Write out all lines holding the word "Direct".

# # #

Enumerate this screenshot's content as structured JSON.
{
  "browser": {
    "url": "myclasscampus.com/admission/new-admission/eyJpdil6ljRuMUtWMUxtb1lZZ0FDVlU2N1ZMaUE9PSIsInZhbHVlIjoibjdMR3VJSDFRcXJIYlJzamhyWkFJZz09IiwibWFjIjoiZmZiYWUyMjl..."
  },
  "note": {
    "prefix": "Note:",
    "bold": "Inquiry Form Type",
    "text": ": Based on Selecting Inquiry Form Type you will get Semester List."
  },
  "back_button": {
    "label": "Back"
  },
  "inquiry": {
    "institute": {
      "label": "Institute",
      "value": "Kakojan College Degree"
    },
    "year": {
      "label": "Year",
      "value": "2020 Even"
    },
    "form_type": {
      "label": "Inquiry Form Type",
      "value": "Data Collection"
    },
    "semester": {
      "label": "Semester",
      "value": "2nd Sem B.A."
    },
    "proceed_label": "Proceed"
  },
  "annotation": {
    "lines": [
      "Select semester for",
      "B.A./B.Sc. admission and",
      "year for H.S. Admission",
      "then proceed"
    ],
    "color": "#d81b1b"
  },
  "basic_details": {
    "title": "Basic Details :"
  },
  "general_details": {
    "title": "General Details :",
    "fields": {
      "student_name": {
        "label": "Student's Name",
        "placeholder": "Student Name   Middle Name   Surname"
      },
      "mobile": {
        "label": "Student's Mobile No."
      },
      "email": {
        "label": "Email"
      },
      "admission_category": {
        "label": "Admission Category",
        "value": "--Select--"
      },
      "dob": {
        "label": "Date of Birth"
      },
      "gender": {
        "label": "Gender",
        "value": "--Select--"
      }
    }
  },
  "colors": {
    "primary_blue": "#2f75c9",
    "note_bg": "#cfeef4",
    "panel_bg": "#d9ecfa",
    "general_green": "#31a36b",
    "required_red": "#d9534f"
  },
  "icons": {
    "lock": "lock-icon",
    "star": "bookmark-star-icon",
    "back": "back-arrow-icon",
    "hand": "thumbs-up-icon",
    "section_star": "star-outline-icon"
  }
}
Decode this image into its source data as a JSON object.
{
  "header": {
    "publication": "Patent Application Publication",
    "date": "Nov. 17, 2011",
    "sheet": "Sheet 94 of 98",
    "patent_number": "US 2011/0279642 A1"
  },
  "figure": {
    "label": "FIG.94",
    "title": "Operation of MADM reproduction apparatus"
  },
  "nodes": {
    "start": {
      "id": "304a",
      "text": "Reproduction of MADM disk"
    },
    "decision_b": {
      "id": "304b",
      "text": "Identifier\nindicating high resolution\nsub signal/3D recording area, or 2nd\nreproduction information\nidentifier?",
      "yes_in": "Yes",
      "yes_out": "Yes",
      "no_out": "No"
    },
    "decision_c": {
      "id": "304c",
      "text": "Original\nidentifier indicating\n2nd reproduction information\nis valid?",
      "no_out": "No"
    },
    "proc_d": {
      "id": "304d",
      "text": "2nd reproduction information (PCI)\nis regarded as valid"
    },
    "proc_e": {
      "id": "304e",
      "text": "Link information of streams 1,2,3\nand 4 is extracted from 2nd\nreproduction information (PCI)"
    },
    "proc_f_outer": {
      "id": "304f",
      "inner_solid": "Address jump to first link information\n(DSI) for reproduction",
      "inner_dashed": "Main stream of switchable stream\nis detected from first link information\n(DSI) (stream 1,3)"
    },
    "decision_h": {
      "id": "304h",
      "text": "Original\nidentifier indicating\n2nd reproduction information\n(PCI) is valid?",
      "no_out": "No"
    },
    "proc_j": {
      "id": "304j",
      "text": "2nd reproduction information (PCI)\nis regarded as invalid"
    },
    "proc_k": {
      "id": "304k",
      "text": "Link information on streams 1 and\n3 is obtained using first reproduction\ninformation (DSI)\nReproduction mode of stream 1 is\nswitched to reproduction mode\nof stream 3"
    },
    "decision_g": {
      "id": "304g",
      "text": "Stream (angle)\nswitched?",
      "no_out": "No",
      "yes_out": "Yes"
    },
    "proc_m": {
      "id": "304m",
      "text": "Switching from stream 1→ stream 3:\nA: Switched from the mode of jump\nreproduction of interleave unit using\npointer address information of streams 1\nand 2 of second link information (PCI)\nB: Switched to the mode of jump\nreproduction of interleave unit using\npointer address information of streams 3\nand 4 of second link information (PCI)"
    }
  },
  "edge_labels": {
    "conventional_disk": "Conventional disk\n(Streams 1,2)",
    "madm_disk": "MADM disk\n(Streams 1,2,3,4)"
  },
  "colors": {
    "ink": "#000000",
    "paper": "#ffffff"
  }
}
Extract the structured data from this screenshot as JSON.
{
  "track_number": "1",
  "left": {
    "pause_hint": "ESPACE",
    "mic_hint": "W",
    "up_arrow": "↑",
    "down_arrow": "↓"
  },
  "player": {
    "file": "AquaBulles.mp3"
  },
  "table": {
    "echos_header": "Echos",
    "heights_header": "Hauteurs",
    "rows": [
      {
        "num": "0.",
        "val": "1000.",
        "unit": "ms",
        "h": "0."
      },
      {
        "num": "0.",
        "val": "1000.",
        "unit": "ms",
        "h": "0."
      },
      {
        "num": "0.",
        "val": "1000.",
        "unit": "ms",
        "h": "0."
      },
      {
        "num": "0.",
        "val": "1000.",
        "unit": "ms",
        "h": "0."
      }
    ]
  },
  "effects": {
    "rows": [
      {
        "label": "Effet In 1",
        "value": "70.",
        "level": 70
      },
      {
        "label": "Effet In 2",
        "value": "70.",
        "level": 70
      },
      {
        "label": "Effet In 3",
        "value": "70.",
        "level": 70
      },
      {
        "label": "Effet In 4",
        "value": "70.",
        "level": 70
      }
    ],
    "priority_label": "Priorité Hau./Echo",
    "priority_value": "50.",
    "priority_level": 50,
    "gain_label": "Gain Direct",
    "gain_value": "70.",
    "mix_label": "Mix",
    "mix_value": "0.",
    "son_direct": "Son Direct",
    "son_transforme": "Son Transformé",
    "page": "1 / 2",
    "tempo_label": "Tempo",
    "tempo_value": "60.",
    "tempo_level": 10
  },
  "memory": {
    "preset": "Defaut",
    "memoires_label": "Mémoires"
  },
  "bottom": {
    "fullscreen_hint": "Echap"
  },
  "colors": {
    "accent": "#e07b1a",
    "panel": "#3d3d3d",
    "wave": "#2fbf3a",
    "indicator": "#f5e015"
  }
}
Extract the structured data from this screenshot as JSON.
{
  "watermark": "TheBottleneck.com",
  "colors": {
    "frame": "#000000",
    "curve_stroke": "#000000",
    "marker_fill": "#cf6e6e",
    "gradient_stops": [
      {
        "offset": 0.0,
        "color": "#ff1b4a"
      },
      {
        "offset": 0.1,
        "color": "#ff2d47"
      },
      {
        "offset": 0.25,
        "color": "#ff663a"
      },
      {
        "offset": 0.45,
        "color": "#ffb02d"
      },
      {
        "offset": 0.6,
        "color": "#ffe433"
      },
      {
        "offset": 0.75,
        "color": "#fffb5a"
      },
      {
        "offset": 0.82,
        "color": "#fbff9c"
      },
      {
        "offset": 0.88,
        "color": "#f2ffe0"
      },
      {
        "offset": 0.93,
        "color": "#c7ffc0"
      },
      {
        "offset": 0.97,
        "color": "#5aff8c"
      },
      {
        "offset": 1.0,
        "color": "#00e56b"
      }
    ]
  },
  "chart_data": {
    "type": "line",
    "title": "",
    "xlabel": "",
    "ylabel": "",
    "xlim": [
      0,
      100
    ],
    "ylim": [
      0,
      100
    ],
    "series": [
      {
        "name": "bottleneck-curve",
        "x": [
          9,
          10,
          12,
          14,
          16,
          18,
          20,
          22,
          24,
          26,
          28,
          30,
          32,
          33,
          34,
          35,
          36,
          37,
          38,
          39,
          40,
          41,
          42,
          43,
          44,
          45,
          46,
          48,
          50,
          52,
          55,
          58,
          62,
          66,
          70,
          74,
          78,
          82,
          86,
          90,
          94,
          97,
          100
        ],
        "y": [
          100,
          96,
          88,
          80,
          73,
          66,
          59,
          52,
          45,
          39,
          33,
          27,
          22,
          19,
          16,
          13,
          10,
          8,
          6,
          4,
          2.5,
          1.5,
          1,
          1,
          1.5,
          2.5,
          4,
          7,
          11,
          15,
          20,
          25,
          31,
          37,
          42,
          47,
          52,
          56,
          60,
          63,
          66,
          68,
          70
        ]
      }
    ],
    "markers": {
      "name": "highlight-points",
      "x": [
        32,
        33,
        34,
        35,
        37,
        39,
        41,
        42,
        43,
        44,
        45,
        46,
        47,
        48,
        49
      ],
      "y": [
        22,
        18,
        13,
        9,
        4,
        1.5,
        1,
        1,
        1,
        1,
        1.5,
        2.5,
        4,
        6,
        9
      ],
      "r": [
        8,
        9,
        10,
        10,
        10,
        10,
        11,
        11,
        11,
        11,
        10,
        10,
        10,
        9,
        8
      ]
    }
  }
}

# # #

TASK ANSWER
    "gain_label": "Gain Direct",
    "son_direct": "Son Direct",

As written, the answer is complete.